======== Material provided ========
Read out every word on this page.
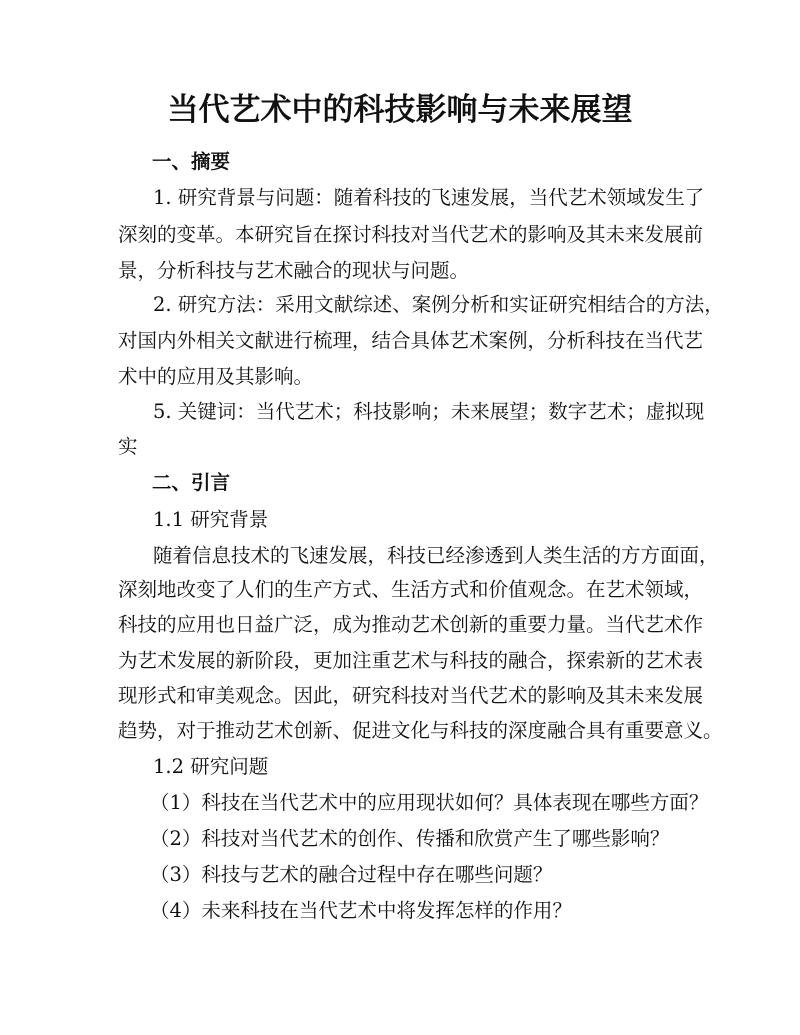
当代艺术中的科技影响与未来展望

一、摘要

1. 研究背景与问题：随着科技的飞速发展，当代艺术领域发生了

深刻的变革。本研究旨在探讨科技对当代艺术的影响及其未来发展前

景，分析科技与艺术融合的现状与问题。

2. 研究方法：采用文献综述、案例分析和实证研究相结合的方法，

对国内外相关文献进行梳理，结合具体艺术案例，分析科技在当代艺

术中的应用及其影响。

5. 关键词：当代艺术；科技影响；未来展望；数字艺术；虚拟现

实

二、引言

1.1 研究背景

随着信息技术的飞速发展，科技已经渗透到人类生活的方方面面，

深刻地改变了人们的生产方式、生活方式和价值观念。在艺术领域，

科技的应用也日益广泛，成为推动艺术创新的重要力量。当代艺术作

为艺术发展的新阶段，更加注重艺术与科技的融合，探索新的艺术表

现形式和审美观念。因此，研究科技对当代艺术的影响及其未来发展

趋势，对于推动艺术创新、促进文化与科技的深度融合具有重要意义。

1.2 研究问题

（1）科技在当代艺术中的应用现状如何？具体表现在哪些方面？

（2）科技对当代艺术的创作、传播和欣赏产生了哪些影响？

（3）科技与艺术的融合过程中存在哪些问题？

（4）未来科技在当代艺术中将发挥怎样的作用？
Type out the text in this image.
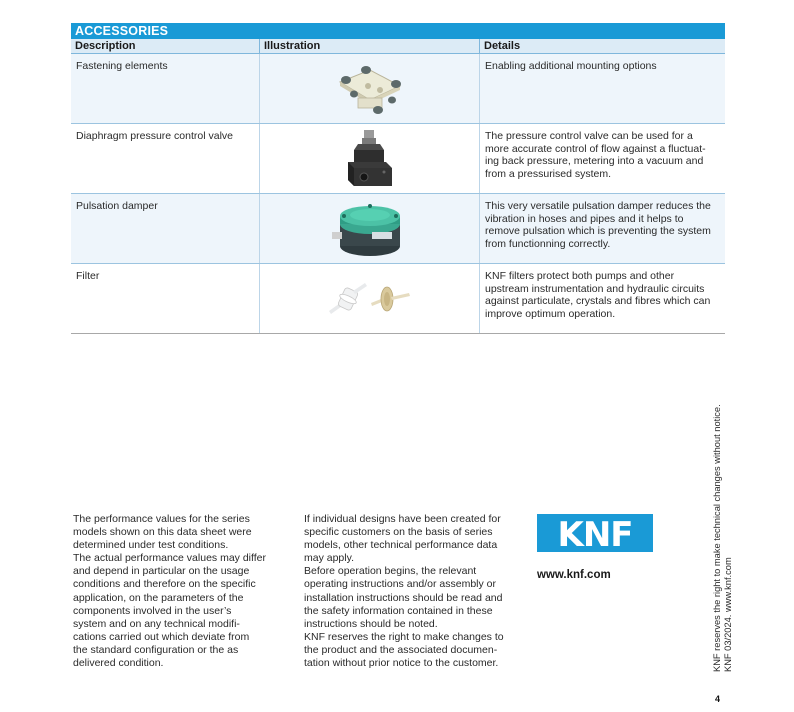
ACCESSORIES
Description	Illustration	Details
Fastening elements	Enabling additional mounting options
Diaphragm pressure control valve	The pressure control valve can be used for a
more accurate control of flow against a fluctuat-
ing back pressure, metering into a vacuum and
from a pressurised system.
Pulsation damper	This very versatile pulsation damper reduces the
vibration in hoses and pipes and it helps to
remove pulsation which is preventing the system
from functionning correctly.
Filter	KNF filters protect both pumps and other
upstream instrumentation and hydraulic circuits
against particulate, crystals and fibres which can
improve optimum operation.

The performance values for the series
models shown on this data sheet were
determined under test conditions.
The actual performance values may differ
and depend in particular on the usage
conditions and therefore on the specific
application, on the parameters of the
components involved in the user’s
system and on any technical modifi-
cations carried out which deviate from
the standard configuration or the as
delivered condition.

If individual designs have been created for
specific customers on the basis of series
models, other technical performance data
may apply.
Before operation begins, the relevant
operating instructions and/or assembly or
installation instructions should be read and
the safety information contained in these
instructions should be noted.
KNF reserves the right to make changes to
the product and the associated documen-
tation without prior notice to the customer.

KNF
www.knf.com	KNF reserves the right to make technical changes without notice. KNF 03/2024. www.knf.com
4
========
Look through the material above and pick out each line holding the word "right".

KNF reserves the right to make changes to
www.knf.com	KNF reserves the right to make technical changes without notice. KNF 03/2024. www.knf.com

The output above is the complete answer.